### GIVEN RECORDS

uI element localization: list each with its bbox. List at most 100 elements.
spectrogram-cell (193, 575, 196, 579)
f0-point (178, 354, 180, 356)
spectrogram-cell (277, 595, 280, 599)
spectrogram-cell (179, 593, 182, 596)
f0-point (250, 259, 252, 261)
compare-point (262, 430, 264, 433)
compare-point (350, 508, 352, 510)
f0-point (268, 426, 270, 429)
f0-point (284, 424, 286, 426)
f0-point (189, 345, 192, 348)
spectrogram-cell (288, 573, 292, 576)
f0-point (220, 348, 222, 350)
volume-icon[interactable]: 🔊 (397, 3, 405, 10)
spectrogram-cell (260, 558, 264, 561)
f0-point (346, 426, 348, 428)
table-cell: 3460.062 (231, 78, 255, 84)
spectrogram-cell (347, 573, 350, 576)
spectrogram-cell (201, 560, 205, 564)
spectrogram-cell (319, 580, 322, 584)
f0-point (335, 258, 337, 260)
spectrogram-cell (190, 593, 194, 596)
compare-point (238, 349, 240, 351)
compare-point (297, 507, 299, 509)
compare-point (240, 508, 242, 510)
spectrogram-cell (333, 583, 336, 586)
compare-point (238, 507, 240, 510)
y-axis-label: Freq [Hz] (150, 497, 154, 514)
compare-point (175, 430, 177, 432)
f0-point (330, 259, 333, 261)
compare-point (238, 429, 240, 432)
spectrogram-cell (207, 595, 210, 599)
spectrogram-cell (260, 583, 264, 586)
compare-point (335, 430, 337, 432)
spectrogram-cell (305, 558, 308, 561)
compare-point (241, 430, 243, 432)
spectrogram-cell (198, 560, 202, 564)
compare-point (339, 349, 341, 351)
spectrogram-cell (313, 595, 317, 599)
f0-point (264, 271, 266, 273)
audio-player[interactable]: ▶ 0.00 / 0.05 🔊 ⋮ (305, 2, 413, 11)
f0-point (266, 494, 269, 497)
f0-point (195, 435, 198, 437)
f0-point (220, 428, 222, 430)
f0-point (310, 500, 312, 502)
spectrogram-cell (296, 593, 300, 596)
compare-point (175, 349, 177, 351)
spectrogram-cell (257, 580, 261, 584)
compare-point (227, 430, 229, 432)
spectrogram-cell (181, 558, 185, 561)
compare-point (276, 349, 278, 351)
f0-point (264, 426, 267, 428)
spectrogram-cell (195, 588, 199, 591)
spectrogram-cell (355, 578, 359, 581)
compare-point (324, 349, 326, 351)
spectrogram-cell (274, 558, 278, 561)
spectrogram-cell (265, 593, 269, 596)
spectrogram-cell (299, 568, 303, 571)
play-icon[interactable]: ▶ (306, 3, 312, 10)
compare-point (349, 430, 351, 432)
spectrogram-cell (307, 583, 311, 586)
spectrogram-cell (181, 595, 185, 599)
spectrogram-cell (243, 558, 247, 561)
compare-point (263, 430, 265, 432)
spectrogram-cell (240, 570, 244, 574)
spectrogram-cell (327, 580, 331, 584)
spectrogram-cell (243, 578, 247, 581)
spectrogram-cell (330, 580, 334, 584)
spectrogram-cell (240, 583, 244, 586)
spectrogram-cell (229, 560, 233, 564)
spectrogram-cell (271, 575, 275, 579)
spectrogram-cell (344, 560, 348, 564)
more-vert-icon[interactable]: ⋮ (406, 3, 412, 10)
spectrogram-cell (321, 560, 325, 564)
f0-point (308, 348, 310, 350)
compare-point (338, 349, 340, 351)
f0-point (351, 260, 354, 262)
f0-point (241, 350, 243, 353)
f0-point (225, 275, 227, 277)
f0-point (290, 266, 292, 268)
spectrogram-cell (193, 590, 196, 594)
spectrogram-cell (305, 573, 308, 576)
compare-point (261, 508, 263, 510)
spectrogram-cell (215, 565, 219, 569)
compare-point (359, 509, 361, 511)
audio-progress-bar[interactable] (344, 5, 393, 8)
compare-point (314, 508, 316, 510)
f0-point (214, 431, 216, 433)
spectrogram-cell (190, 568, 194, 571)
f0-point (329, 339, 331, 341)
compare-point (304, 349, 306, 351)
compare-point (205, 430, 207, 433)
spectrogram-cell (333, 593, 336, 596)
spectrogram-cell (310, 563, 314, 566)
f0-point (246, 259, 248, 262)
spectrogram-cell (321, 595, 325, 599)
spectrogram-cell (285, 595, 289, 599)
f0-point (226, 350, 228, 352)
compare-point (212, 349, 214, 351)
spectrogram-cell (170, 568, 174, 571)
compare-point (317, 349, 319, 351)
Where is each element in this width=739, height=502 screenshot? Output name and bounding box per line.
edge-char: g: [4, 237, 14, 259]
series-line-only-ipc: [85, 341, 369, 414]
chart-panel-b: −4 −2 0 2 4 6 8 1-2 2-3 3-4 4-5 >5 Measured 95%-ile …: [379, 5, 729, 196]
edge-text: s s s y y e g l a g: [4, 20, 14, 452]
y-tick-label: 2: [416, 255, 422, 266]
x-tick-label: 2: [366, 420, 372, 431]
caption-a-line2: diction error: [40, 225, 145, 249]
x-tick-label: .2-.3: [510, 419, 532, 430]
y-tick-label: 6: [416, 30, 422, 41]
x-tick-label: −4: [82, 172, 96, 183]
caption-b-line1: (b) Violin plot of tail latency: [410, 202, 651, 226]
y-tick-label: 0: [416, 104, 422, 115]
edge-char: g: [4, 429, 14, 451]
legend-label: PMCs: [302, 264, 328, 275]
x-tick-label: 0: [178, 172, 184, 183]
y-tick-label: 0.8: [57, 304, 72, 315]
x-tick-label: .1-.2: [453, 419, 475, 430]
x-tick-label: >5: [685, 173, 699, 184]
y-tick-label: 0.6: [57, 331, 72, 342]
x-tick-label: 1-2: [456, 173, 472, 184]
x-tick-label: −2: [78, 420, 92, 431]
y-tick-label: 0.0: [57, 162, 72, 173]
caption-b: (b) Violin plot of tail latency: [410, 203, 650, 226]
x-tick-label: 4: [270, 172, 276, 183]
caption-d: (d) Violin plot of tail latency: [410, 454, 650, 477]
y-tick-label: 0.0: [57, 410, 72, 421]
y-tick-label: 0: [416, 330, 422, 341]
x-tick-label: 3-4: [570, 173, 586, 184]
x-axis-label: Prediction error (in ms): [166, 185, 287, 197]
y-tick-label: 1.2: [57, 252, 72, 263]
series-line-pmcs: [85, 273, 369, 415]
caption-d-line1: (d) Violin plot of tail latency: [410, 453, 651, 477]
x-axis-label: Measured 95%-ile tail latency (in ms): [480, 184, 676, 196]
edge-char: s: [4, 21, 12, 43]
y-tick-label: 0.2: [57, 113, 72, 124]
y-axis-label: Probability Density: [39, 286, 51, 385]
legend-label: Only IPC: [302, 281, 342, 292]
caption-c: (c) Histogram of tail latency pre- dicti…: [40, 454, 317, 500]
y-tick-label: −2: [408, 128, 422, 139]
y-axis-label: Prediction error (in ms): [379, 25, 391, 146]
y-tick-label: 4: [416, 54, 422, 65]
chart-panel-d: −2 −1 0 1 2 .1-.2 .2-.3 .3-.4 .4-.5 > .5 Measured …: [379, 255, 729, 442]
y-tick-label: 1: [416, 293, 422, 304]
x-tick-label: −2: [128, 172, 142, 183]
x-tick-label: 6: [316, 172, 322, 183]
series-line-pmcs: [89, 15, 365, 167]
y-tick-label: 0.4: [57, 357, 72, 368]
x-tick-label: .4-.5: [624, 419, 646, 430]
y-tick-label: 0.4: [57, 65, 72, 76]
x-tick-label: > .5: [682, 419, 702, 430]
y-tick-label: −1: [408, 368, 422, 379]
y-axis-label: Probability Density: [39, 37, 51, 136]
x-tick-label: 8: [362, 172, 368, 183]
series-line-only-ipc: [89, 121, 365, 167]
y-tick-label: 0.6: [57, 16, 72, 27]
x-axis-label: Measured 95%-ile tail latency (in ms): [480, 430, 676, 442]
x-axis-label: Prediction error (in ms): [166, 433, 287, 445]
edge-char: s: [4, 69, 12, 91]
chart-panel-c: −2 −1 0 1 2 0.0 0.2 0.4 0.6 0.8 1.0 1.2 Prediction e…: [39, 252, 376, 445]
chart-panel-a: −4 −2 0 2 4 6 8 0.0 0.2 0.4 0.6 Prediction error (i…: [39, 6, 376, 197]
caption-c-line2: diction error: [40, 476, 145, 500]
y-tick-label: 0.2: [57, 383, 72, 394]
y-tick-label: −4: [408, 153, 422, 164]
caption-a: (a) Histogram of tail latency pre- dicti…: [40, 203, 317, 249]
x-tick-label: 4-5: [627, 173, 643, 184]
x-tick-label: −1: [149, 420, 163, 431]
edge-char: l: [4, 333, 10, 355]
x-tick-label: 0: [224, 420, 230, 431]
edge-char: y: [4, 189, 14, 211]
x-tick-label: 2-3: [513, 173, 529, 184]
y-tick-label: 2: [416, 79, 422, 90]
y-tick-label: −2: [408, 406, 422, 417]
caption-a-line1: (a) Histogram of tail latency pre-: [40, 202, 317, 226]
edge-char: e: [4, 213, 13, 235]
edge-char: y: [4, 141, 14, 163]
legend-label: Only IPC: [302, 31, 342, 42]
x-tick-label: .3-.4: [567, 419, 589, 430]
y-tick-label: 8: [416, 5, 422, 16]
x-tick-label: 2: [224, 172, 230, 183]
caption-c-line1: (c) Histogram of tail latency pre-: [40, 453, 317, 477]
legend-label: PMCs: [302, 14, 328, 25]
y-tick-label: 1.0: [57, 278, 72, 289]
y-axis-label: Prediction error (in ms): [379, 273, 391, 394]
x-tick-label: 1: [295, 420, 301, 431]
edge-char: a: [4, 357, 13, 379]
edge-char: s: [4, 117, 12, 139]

### WHAT NEEDS TO BE DONE
Arrange everything from the first of the rows above down to and including the row containing "spectrogram-cell (190, 593, 194, 596)" as a numbered list, leaving out any blank lines.

### RESPONSE BELOW
1. uI element localization: list each with its bbox. List at most 100 elements.
2. spectrogram-cell (193, 575, 196, 579)
3. f0-point (178, 354, 180, 356)
4. spectrogram-cell (277, 595, 280, 599)
5. spectrogram-cell (179, 593, 182, 596)
6. f0-point (250, 259, 252, 261)
7. compare-point (262, 430, 264, 433)
8. compare-point (350, 508, 352, 510)
9. f0-point (268, 426, 270, 429)
10. f0-point (284, 424, 286, 426)
11. f0-point (189, 345, 192, 348)
12. spectrogram-cell (288, 573, 292, 576)
13. f0-point (220, 348, 222, 350)
14. volume-icon[interactable]: 🔊 (397, 3, 405, 10)
15. spectrogram-cell (260, 558, 264, 561)
16. f0-point (346, 426, 348, 428)
17. table-cell: 3460.062 (231, 78, 255, 84)
18. spectrogram-cell (347, 573, 350, 576)
19. spectrogram-cell (201, 560, 205, 564)
20. spectrogram-cell (319, 580, 322, 584)
21. f0-point (335, 258, 337, 260)
22. spectrogram-cell (190, 593, 194, 596)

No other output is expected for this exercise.